_Task data_.

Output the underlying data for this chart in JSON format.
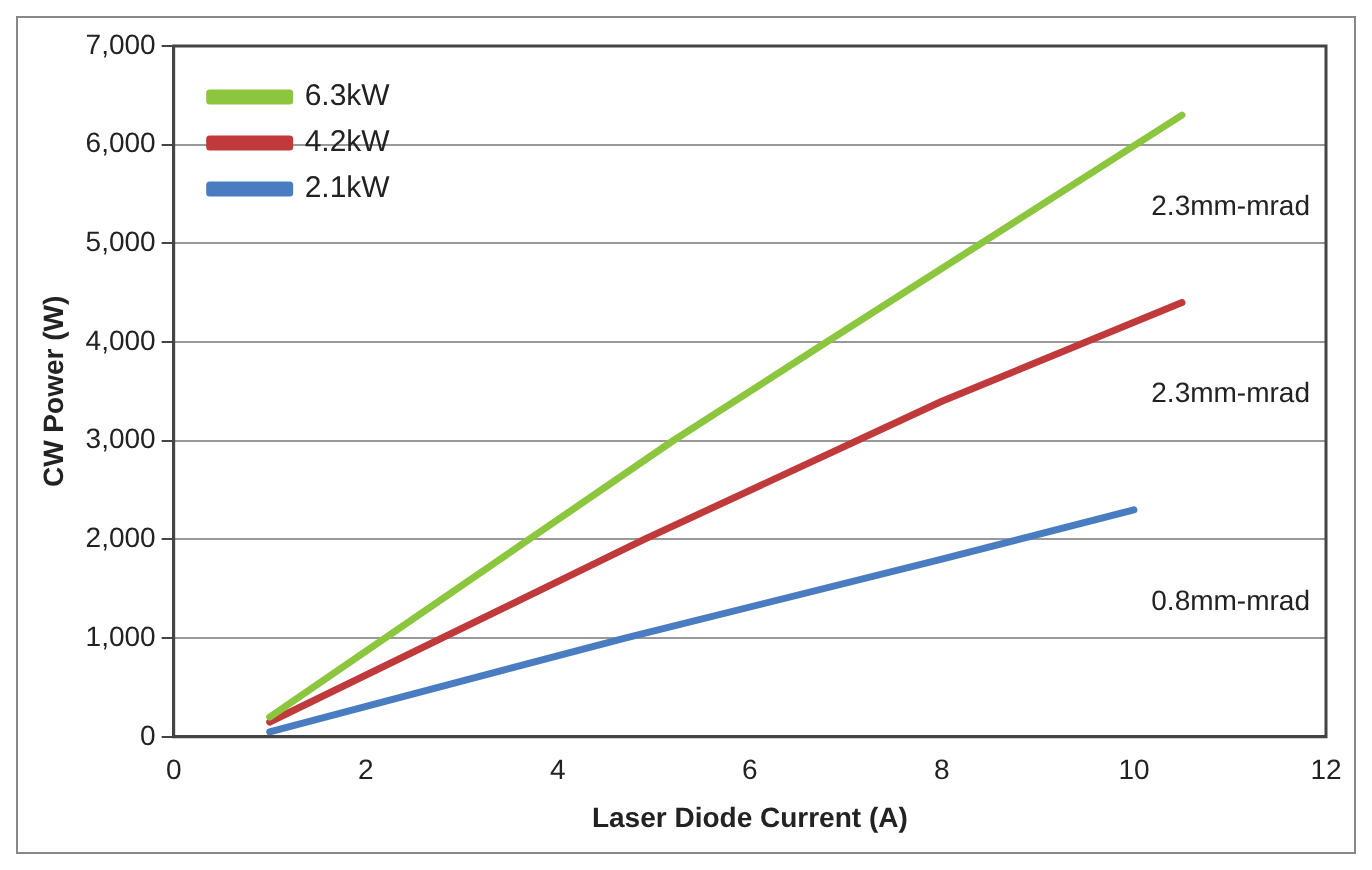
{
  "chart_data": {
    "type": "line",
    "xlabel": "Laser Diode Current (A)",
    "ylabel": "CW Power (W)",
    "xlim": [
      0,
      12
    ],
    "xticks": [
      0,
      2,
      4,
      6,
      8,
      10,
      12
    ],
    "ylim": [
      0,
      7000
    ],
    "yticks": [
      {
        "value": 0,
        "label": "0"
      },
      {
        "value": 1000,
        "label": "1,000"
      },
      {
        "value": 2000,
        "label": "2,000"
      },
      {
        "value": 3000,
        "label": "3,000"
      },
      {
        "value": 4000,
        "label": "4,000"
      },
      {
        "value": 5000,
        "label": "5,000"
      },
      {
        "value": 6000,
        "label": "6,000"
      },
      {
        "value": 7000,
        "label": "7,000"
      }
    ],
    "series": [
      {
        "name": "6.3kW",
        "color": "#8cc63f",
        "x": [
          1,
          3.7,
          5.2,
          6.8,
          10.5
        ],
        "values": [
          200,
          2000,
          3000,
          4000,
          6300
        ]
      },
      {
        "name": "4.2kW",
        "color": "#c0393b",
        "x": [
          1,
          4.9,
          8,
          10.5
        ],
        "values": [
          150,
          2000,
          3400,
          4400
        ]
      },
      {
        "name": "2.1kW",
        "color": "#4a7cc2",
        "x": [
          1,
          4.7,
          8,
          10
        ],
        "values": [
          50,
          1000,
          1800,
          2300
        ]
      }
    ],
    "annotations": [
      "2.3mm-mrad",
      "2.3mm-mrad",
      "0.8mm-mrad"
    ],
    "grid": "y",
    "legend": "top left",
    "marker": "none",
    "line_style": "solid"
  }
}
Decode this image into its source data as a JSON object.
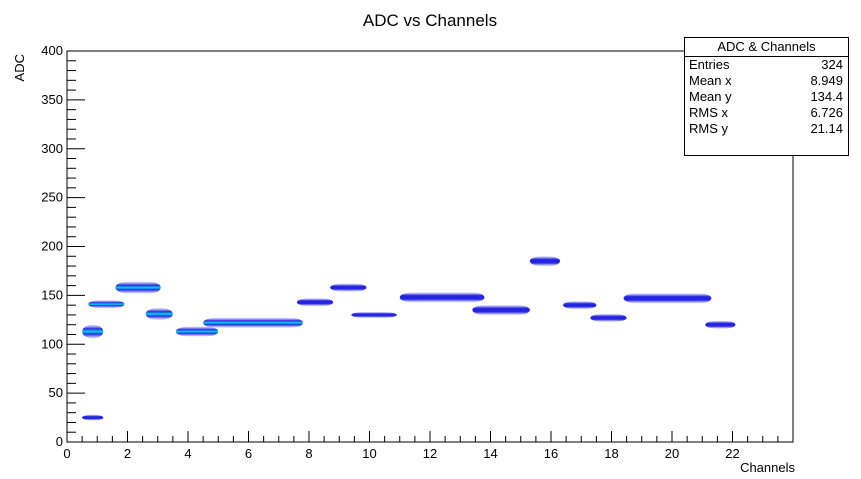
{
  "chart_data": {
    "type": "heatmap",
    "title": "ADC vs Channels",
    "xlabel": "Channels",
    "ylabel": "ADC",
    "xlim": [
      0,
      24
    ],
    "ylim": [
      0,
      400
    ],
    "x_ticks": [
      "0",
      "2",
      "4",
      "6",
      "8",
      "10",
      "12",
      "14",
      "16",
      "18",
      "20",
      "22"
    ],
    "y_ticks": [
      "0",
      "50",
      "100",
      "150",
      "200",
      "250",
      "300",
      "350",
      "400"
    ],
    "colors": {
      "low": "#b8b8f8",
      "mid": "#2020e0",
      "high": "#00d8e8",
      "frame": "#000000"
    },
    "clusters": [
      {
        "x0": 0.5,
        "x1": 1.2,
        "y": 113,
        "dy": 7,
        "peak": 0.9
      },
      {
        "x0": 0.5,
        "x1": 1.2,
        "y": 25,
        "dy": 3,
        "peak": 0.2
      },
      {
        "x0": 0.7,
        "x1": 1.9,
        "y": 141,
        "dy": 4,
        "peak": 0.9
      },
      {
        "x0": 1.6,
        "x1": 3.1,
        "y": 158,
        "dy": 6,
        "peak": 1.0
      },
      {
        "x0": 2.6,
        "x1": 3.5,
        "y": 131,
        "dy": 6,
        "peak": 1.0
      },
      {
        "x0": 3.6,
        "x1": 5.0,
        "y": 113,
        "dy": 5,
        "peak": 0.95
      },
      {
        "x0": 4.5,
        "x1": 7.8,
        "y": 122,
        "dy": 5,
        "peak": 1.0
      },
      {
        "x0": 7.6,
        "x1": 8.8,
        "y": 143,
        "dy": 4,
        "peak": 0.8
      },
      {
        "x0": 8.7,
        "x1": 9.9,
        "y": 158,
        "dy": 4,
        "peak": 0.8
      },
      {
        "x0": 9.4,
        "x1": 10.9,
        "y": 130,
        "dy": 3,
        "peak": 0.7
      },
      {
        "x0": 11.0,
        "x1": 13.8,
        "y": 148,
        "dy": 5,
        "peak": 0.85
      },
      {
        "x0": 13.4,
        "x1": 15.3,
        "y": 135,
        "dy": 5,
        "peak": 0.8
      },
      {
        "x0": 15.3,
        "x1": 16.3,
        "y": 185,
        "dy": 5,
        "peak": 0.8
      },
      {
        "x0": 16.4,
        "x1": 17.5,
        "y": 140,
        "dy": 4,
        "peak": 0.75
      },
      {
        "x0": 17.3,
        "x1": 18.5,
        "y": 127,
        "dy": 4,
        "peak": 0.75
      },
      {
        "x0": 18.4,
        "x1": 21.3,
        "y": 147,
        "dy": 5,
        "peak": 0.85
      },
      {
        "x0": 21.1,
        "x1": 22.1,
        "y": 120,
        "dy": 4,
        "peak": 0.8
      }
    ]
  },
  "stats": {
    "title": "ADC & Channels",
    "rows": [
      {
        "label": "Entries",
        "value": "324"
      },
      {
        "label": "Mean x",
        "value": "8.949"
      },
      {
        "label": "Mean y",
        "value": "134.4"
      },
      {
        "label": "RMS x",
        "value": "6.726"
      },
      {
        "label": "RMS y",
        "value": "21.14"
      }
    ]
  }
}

_Short task_.
Output each line exactly; omit every picture.

_Exercise answer_.
Output the underlying data for this chart in JSON format.
{
  "chart_data": {
    "type": "line",
    "xlabel": "Laser Diode Current (A)",
    "ylabel": "CW Power (W)",
    "xlim": [
      0,
      12
    ],
    "xticks": [
      0,
      2,
      4,
      6,
      8,
      10,
      12
    ],
    "ylim": [
      0,
      7000
    ],
    "yticks": [
      {
        "value": 0,
        "label": "0"
      },
      {
        "value": 1000,
        "label": "1,000"
      },
      {
        "value": 2000,
        "label": "2,000"
      },
      {
        "value": 3000,
        "label": "3,000"
      },
      {
        "value": 4000,
        "label": "4,000"
      },
      {
        "value": 5000,
        "label": "5,000"
      },
      {
        "value": 6000,
        "label": "6,000"
      },
      {
        "value": 7000,
        "label": "7,000"
      }
    ],
    "series": [
      {
        "name": "6.3kW",
        "color": "#8cc63f",
        "x": [
          1,
          3.7,
          5.2,
          6.8,
          10.5
        ],
        "values": [
          200,
          2000,
          3000,
          4000,
          6300
        ]
      },
      {
        "name": "4.2kW",
        "color": "#c0393b",
        "x": [
          1,
          4.9,
          8,
          10.5
        ],
        "values": [
          150,
          2000,
          3400,
          4400
        ]
      },
      {
        "name": "2.1kW",
        "color": "#4a7cc2",
        "x": [
          1,
          4.7,
          8,
          10
        ],
        "values": [
          50,
          1000,
          1800,
          2300
        ]
      }
    ],
    "annotations": [
      "2.3mm-mrad",
      "2.3mm-mrad",
      "0.8mm-mrad"
    ],
    "grid": "y",
    "legend": "top left",
    "marker": "none",
    "line_style": "solid"
  }
}
Decode this image into its source data as a JSON object.
{
  "chart_data": {
    "type": "heatmap",
    "title": "ADC vs Channels",
    "xlabel": "Channels",
    "ylabel": "ADC",
    "xlim": [
      0,
      24
    ],
    "ylim": [
      0,
      400
    ],
    "x_ticks": [
      "0",
      "2",
      "4",
      "6",
      "8",
      "10",
      "12",
      "14",
      "16",
      "18",
      "20",
      "22"
    ],
    "y_ticks": [
      "0",
      "50",
      "100",
      "150",
      "200",
      "250",
      "300",
      "350",
      "400"
    ],
    "colors": {
      "low": "#b8b8f8",
      "mid": "#2020e0",
      "high": "#00d8e8",
      "frame": "#000000"
    },
    "clusters": [
      {
        "x0": 0.5,
        "x1": 1.2,
        "y": 113,
        "dy": 7,
        "peak": 0.9
      },
      {
        "x0": 0.5,
        "x1": 1.2,
        "y": 25,
        "dy": 3,
        "peak": 0.2
      },
      {
        "x0": 0.7,
        "x1": 1.9,
        "y": 141,
        "dy": 4,
        "peak": 0.9
      },
      {
        "x0": 1.6,
        "x1": 3.1,
        "y": 158,
        "dy": 6,
        "peak": 1.0
      },
      {
        "x0": 2.6,
        "x1": 3.5,
        "y": 131,
        "dy": 6,
        "peak": 1.0
      },
      {
        "x0": 3.6,
        "x1": 5.0,
        "y": 113,
        "dy": 5,
        "peak": 0.95
      },
      {
        "x0": 4.5,
        "x1": 7.8,
        "y": 122,
        "dy": 5,
        "peak": 1.0
      },
      {
        "x0": 7.6,
        "x1": 8.8,
        "y": 143,
        "dy": 4,
        "peak": 0.8
      },
      {
        "x0": 8.7,
        "x1": 9.9,
        "y": 158,
        "dy": 4,
        "peak": 0.8
      },
      {
        "x0": 9.4,
        "x1": 10.9,
        "y": 130,
        "dy": 3,
        "peak": 0.7
      },
      {
        "x0": 11.0,
        "x1": 13.8,
        "y": 148,
        "dy": 5,
        "peak": 0.85
      },
      {
        "x0": 13.4,
        "x1": 15.3,
        "y": 135,
        "dy": 5,
        "peak": 0.8
      },
      {
        "x0": 15.3,
        "x1": 16.3,
        "y": 185,
        "dy": 5,
        "peak": 0.8
      },
      {
        "x0": 16.4,
        "x1": 17.5,
        "y": 140,
        "dy": 4,
        "peak": 0.75
      },
      {
        "x0": 17.3,
        "x1": 18.5,
        "y": 127,
        "dy": 4,
        "peak": 0.75
      },
      {
        "x0": 18.4,
        "x1": 21.3,
        "y": 147,
        "dy": 5,
        "peak": 0.85
      },
      {
        "x0": 21.1,
        "x1": 22.1,
        "y": 120,
        "dy": 4,
        "peak": 0.8
      }
    ]
  },
  "stats": {
    "title": "ADC & Channels",
    "rows": [
      {
        "label": "Entries",
        "value": "324"
      },
      {
        "label": "Mean x",
        "value": "8.949"
      },
      {
        "label": "Mean y",
        "value": "134.4"
      },
      {
        "label": "RMS x",
        "value": "6.726"
      },
      {
        "label": "RMS y",
        "value": "21.14"
      }
    ]
  }
}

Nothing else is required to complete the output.